Exercise: Copy each line in which the string "River" occurs.

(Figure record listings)

· · · ·

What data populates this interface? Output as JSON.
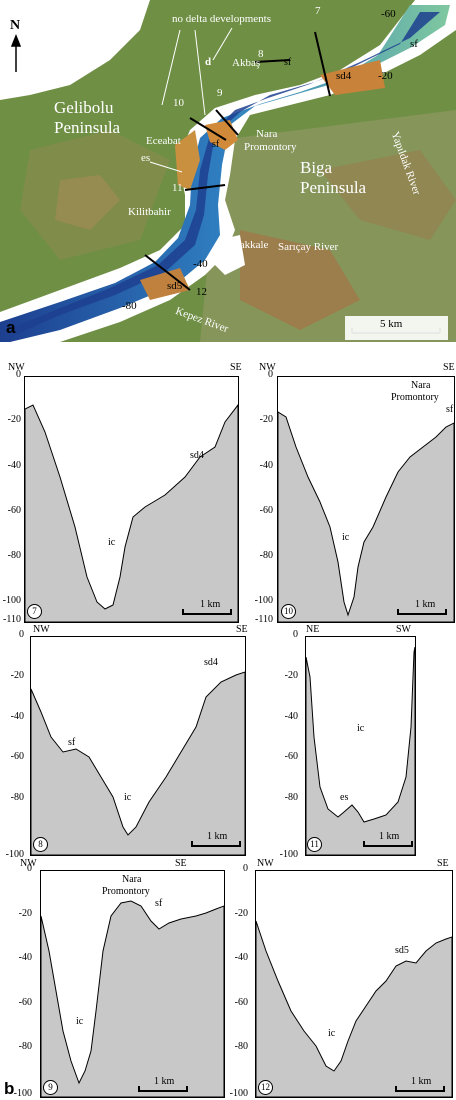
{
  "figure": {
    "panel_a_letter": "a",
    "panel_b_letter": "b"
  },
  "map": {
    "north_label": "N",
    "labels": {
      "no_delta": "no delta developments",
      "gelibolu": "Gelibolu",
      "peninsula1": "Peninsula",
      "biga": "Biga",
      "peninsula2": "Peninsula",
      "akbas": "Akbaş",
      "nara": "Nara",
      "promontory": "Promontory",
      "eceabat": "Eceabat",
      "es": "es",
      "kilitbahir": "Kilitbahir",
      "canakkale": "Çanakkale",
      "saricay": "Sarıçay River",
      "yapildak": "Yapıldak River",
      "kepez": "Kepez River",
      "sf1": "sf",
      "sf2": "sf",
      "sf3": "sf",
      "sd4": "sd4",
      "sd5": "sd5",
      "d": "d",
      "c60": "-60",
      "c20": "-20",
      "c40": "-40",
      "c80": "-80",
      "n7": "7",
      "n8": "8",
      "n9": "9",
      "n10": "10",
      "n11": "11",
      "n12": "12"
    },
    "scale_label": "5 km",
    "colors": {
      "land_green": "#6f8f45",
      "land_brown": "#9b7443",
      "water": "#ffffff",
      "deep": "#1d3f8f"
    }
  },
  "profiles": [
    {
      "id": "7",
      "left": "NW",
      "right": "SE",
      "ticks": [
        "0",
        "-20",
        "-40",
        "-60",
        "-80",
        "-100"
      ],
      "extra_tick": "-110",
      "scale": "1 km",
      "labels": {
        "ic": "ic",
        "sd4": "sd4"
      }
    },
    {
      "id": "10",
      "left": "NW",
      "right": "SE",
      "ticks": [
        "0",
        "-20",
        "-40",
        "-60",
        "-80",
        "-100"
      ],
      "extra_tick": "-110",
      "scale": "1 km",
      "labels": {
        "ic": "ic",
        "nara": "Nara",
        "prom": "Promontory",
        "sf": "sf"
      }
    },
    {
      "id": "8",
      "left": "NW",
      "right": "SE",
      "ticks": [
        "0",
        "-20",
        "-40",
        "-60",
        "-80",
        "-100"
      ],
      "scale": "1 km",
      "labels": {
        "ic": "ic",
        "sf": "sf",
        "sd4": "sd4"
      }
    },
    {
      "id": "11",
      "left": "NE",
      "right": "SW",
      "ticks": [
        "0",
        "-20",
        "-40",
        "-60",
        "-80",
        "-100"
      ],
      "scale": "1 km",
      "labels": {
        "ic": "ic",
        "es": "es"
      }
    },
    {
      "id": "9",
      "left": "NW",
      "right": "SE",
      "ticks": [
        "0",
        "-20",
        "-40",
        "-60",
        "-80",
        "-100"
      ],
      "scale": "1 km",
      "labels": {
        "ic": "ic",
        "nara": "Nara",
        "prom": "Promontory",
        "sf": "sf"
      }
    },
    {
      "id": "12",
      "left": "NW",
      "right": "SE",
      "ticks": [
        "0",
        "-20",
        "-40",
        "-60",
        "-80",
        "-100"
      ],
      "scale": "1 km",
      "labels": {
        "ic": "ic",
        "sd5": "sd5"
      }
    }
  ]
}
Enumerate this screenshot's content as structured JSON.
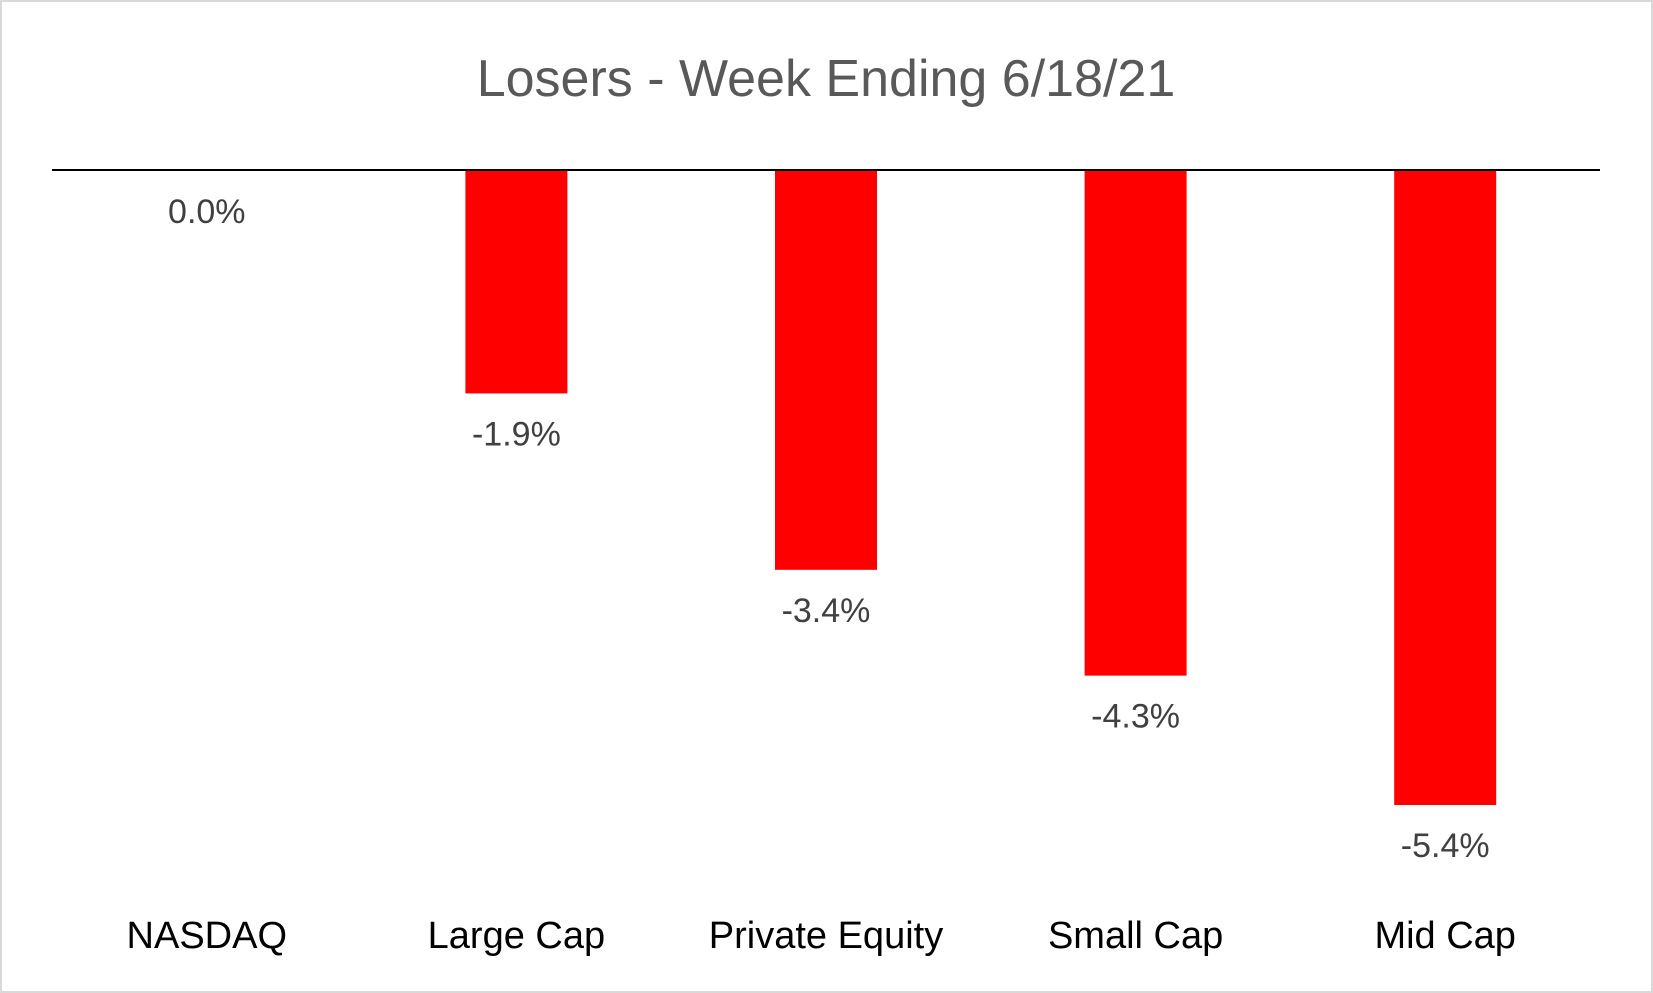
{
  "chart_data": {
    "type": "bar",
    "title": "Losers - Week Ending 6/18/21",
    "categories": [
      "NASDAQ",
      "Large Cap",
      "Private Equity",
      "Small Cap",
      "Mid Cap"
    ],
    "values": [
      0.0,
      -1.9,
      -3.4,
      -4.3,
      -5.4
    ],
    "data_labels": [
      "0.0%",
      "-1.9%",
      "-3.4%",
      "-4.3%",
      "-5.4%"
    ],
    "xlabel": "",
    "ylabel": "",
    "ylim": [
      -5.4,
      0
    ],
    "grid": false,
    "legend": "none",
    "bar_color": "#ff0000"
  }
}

· · · ·

Result of the exercise:
      "saricay": "Sarıçay River",
      "yapildak": "Yapıldak River",
      "kepez": "Kepez River",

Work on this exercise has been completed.